## Work instructions
Show every line of the records below that contains the word "this".

------

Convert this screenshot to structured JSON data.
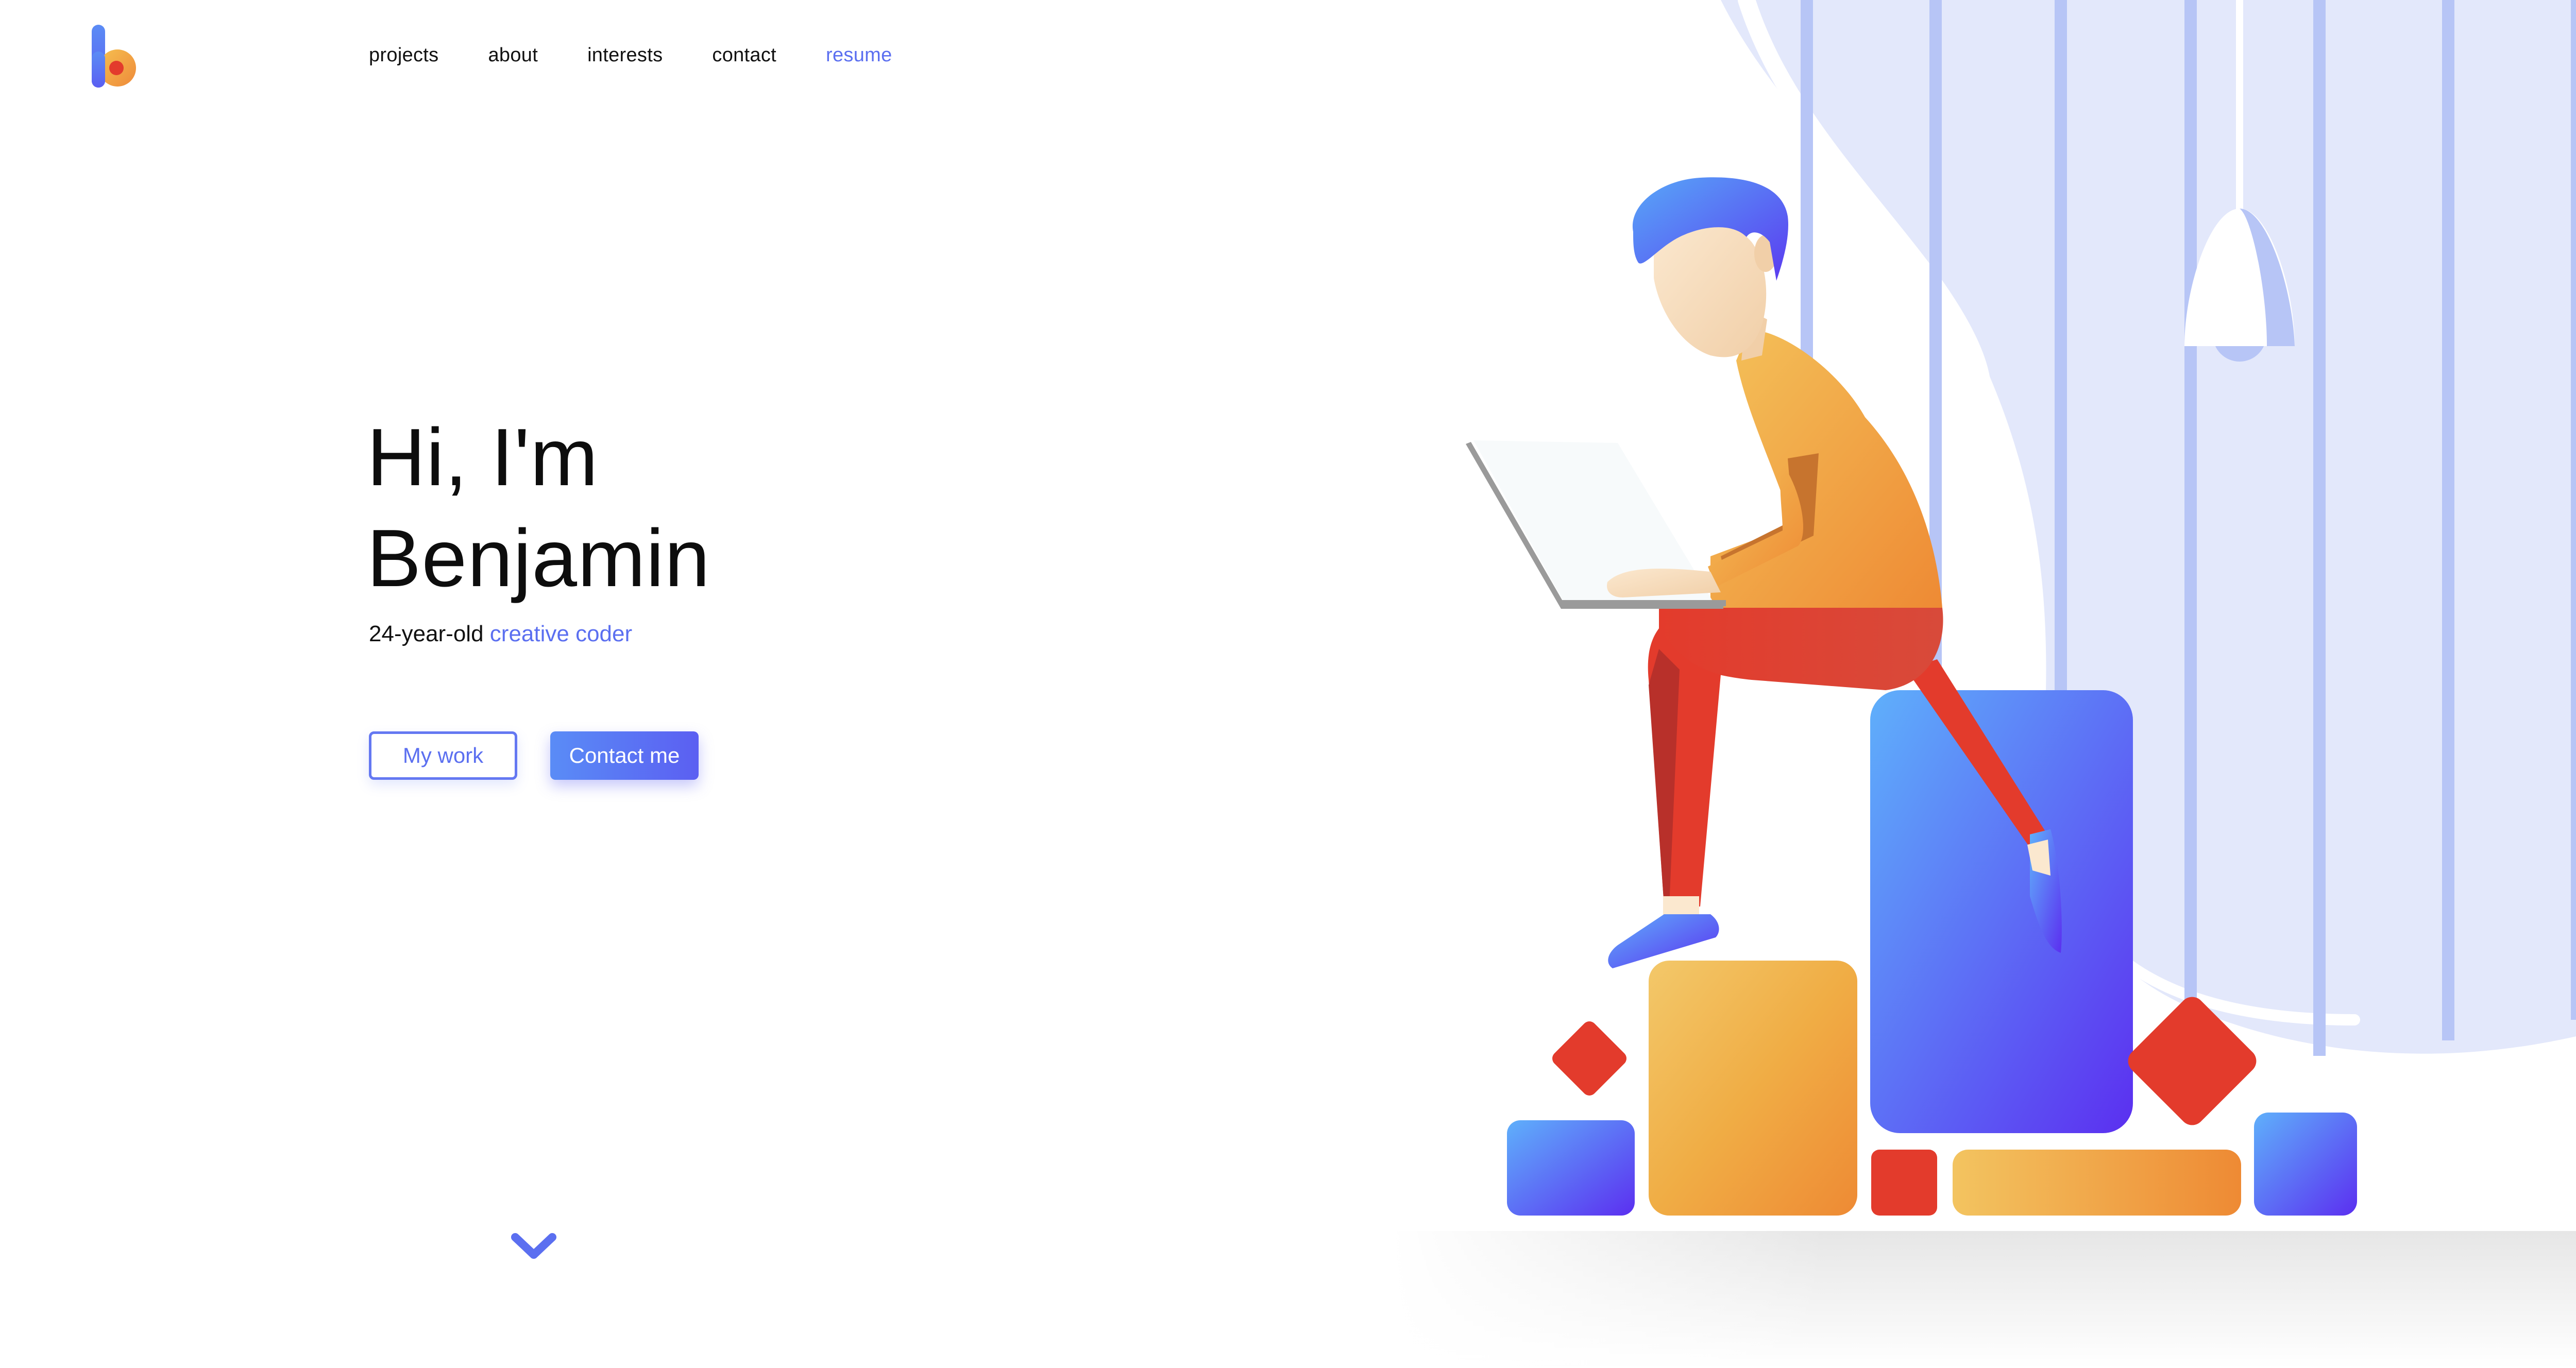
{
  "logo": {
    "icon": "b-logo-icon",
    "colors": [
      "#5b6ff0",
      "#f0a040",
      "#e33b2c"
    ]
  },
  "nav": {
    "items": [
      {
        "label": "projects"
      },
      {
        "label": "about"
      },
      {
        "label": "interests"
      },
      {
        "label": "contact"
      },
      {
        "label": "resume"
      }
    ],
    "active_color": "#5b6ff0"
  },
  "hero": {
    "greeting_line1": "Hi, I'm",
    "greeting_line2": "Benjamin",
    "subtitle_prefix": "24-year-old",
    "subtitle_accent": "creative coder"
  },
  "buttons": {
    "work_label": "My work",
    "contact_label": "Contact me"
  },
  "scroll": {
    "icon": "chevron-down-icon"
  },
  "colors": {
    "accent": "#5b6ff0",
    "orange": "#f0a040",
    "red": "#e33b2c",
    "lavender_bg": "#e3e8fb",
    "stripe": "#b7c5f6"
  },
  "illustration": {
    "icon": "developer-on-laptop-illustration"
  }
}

------

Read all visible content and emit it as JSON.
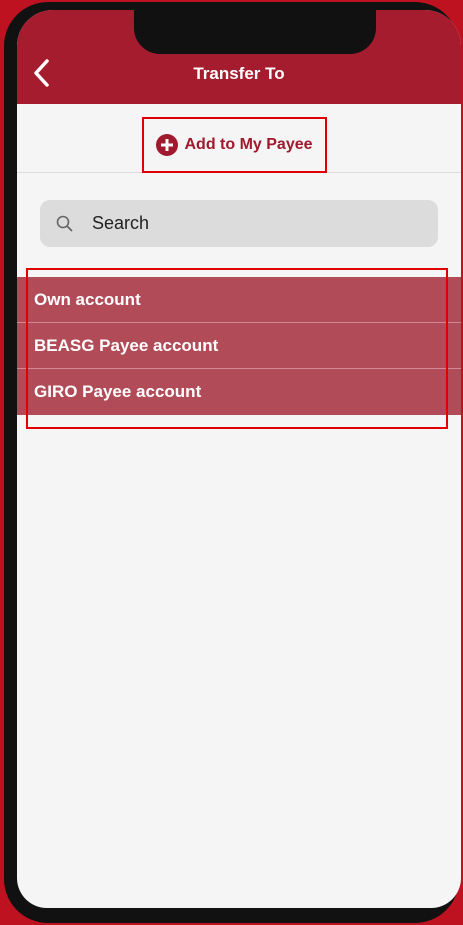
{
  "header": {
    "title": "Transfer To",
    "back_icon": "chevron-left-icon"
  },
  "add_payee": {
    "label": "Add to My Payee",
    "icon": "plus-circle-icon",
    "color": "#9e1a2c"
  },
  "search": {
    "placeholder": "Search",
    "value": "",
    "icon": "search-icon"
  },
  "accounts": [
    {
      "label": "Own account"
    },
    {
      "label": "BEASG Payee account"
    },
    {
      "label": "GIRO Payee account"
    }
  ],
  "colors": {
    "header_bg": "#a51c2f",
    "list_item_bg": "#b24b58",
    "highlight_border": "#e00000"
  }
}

------

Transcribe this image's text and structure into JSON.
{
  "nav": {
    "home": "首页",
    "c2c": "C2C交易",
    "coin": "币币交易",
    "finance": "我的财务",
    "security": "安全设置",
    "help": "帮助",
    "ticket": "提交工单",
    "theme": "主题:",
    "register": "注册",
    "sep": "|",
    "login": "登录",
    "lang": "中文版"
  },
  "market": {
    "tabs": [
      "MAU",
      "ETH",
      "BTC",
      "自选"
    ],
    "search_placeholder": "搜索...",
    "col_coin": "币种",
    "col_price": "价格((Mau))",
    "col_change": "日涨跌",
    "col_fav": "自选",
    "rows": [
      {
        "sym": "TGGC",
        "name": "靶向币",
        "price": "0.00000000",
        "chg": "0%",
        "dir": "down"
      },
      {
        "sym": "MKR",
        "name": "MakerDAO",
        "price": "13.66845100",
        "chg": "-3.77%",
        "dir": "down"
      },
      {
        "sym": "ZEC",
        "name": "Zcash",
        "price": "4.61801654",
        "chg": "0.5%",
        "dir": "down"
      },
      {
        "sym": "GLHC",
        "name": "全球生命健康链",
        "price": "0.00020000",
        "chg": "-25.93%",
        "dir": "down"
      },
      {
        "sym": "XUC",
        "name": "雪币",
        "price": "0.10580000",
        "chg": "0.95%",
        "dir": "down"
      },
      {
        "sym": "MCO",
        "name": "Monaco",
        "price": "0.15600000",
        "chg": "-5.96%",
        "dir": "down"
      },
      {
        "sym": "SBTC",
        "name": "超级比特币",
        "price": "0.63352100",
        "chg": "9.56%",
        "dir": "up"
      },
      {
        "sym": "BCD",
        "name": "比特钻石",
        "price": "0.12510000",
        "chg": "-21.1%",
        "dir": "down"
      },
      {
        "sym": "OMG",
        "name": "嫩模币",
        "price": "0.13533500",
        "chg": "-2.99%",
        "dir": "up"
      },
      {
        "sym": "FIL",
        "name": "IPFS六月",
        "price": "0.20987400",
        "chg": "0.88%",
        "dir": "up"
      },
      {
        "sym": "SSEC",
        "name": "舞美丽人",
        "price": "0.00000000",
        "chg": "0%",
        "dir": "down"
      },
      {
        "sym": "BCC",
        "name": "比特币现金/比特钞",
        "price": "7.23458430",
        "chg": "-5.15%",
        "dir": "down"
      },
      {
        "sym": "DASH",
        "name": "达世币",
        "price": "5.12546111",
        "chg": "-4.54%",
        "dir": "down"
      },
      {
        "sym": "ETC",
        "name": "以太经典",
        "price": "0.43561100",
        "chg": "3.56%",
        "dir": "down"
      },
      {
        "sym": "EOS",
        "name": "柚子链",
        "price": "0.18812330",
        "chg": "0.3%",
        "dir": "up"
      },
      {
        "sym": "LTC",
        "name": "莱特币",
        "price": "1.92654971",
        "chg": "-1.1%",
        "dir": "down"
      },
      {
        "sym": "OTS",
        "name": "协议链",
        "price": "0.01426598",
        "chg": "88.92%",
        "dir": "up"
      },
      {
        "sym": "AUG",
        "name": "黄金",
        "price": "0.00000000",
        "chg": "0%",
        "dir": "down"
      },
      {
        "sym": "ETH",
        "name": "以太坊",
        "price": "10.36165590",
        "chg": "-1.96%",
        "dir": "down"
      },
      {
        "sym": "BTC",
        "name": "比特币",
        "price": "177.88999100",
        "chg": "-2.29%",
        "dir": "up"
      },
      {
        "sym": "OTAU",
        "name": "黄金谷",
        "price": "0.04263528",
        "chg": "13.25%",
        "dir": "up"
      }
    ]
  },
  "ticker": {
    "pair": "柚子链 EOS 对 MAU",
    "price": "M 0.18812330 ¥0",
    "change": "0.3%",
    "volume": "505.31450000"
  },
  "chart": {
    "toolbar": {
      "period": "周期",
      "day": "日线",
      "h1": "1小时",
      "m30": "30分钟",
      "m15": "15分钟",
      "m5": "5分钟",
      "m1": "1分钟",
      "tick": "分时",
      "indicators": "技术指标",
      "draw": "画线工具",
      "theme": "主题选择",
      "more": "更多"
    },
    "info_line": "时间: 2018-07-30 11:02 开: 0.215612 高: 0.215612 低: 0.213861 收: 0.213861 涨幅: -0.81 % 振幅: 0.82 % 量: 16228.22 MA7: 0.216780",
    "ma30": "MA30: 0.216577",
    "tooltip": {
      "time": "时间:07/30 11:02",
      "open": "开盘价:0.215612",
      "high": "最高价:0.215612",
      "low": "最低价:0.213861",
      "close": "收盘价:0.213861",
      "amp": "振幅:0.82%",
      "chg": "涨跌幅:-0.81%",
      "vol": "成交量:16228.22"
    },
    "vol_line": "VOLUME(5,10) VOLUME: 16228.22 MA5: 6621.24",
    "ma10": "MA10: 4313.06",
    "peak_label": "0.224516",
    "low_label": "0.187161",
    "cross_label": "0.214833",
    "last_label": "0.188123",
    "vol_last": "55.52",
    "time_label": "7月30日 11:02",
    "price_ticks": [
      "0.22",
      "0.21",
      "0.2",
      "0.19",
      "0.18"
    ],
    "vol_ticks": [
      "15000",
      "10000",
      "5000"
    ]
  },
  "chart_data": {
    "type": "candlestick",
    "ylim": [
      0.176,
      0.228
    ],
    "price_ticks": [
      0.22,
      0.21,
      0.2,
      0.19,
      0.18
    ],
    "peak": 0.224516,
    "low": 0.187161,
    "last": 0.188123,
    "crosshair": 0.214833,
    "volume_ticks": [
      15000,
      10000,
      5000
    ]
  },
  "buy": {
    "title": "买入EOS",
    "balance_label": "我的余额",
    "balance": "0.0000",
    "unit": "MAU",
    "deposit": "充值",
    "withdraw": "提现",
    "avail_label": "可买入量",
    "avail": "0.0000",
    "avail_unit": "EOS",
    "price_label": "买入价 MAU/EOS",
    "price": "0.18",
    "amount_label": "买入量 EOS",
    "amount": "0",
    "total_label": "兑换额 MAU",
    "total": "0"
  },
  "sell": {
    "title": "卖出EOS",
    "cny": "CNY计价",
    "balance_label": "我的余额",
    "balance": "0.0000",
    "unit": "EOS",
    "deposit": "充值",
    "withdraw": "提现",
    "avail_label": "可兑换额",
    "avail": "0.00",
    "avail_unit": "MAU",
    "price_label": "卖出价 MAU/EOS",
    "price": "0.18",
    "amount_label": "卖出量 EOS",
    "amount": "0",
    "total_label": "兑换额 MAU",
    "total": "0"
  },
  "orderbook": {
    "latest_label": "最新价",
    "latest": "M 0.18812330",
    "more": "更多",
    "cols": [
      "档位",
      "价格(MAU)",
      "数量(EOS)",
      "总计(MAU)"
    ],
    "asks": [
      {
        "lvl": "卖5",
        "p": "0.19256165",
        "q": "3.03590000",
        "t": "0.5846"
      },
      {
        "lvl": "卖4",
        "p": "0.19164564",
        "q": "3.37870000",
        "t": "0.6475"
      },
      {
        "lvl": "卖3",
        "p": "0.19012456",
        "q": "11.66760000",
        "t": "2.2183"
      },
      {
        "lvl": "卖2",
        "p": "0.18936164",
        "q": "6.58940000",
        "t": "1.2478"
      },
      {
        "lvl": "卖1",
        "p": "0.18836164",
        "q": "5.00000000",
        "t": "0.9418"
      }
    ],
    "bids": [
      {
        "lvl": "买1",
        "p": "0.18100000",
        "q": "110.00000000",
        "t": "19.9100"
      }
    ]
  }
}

------

## Full output
Convert this screenshot to structured JSON data.
Transcribe this image's text and structure into JSON.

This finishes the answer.